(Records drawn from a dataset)
-.-.-

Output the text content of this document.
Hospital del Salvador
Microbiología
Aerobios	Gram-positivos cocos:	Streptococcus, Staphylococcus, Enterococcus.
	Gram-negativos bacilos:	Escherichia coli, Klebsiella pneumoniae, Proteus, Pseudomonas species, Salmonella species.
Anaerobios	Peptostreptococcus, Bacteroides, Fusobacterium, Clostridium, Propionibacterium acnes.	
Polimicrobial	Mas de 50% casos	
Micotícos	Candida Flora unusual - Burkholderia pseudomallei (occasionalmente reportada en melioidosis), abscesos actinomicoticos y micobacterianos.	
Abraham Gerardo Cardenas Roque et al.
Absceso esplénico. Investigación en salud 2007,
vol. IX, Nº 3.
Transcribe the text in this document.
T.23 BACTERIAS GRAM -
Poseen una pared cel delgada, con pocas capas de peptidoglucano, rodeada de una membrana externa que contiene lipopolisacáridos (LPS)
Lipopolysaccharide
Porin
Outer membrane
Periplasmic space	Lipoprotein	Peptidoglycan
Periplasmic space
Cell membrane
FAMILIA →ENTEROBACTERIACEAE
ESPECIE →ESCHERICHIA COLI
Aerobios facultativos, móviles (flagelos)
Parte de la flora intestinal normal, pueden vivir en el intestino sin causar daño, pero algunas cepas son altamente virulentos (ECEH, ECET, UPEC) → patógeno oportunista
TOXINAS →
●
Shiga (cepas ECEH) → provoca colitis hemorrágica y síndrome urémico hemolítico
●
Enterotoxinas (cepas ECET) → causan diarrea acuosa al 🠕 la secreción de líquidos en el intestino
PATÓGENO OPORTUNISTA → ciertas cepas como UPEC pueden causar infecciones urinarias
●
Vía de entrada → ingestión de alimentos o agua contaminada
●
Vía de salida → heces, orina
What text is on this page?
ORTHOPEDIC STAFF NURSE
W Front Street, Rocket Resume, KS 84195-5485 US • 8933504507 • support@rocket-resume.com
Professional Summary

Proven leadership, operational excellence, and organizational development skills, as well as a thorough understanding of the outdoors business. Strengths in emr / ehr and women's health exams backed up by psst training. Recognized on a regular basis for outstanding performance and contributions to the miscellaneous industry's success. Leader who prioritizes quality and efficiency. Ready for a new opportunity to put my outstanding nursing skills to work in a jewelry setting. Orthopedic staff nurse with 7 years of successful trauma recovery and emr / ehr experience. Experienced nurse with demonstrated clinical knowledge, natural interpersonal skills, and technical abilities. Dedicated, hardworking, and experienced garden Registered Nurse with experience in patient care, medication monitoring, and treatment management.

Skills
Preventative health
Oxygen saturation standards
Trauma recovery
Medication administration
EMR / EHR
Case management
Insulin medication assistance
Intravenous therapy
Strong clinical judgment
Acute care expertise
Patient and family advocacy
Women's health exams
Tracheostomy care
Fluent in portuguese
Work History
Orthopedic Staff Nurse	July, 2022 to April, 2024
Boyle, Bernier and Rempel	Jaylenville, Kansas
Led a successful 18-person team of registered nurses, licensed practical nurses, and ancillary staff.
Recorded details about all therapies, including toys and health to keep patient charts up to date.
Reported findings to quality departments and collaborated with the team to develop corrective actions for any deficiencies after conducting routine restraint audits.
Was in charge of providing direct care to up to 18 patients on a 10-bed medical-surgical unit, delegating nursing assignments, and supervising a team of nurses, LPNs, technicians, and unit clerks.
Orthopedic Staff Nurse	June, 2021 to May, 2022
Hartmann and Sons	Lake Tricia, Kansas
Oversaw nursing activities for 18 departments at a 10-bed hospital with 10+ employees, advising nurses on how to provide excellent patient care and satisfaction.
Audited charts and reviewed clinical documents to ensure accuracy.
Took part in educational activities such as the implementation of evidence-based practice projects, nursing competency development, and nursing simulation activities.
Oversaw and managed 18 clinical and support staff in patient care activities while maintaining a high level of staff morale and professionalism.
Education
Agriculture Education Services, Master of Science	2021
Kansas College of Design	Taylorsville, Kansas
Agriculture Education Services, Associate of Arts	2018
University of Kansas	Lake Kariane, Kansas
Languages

-.-.-

- _Instructions to follow_
Give all the records above again, wording unchanged.

- _The answer_
Output the text content of this document.
Hospital del Salvador
Microbiología
Aerobios	Gram-positivos cocos:	Streptococcus, Staphylococcus, Enterococcus.
	Gram-negativos bacilos:	Escherichia coli, Klebsiella pneumoniae, Proteus, Pseudomonas species, Salmonella species.
Anaerobios	Peptostreptococcus, Bacteroides, Fusobacterium, Clostridium, Propionibacterium acnes.	
Polimicrobial	Mas de 50% casos	
Micotícos	Candida Flora unusual - Burkholderia pseudomallei (occasionalmente reportada en melioidosis), abscesos actinomicoticos y micobacterianos.	
Abraham Gerardo Cardenas Roque et al.
Absceso esplénico. Investigación en salud 2007,
vol. IX, Nº 3.
Transcribe the text in this document.
T.23 BACTERIAS GRAM -
Poseen una pared cel delgada, con pocas capas de peptidoglucano, rodeada de una membrana externa que contiene lipopolisacáridos (LPS)
Lipopolysaccharide
Porin
Outer membrane
Periplasmic space	Lipoprotein	Peptidoglycan
Periplasmic space
Cell membrane
FAMILIA →ENTEROBACTERIACEAE
ESPECIE →ESCHERICHIA COLI
Aerobios facultativos, móviles (flagelos)
Parte de la flora intestinal normal, pueden vivir en el intestino sin causar daño, pero algunas cepas son altamente virulentos (ECEH, ECET, UPEC) → patógeno oportunista
TOXINAS →
●
Shiga (cepas ECEH) → provoca colitis hemorrágica y síndrome urémico hemolítico
●
Enterotoxinas (cepas ECET) → causan diarrea acuosa al 🠕 la secreción de líquidos en el intestino
PATÓGENO OPORTUNISTA → ciertas cepas como UPEC pueden causar infecciones urinarias
●
Vía de entrada → ingestión de alimentos o agua contaminada
●
Vía de salida → heces, orina
What text is on this page?
ORTHOPEDIC STAFF NURSE
W Front Street, Rocket Resume, KS 84195-5485 US • 8933504507 • support@rocket-resume.com
Professional Summary

Proven leadership, operational excellence, and organizational development skills, as well as a thorough understanding of the outdoors business. Strengths in emr / ehr and women's health exams backed up by psst training. Recognized on a regular basis for outstanding performance and contributions to the miscellaneous industry's success. Leader who prioritizes quality and efficiency. Ready for a new opportunity to put my outstanding nursing skills to work in a jewelry setting. Orthopedic staff nurse with 7 years of successful trauma recovery and emr / ehr experience. Experienced nurse with demonstrated clinical knowledge, natural interpersonal skills, and technical abilities. Dedicated, hardworking, and experienced garden Registered Nurse with experience in patient care, medication monitoring, and treatment management.

Skills
Preventative health
Oxygen saturation standards
Trauma recovery
Medication administration
EMR / EHR
Case management
Insulin medication assistance
Intravenous therapy
Strong clinical judgment
Acute care expertise
Patient and family advocacy
Women's health exams
Tracheostomy care
Fluent in portuguese
Work History
Orthopedic Staff Nurse	July, 2022 to April, 2024
Boyle, Bernier and Rempel	Jaylenville, Kansas
Led a successful 18-person team of registered nurses, licensed practical nurses, and ancillary staff.
Recorded details about all therapies, including toys and health to keep patient charts up to date.
Reported findings to quality departments and collaborated with the team to develop corrective actions for any deficiencies after conducting routine restraint audits.
Was in charge of providing direct care to up to 18 patients on a 10-bed medical-surgical unit, delegating nursing assignments, and supervising a team of nurses, LPNs, technicians, and unit clerks.
Orthopedic Staff Nurse	June, 2021 to May, 2022
Hartmann and Sons	Lake Tricia, Kansas
Oversaw nursing activities for 18 departments at a 10-bed hospital with 10+ employees, advising nurses on how to provide excellent patient care and satisfaction.
Audited charts and reviewed clinical documents to ensure accuracy.
Took part in educational activities such as the implementation of evidence-based practice projects, nursing competency development, and nursing simulation activities.
Oversaw and managed 18 clinical and support staff in patient care activities while maintaining a high level of staff morale and professionalism.
Education
Agriculture Education Services, Master of Science	2021
Kansas College of Design	Taylorsville, Kansas
Agriculture Education Services, Associate of Arts	2018
University of Kansas	Lake Kariane, Kansas
Languages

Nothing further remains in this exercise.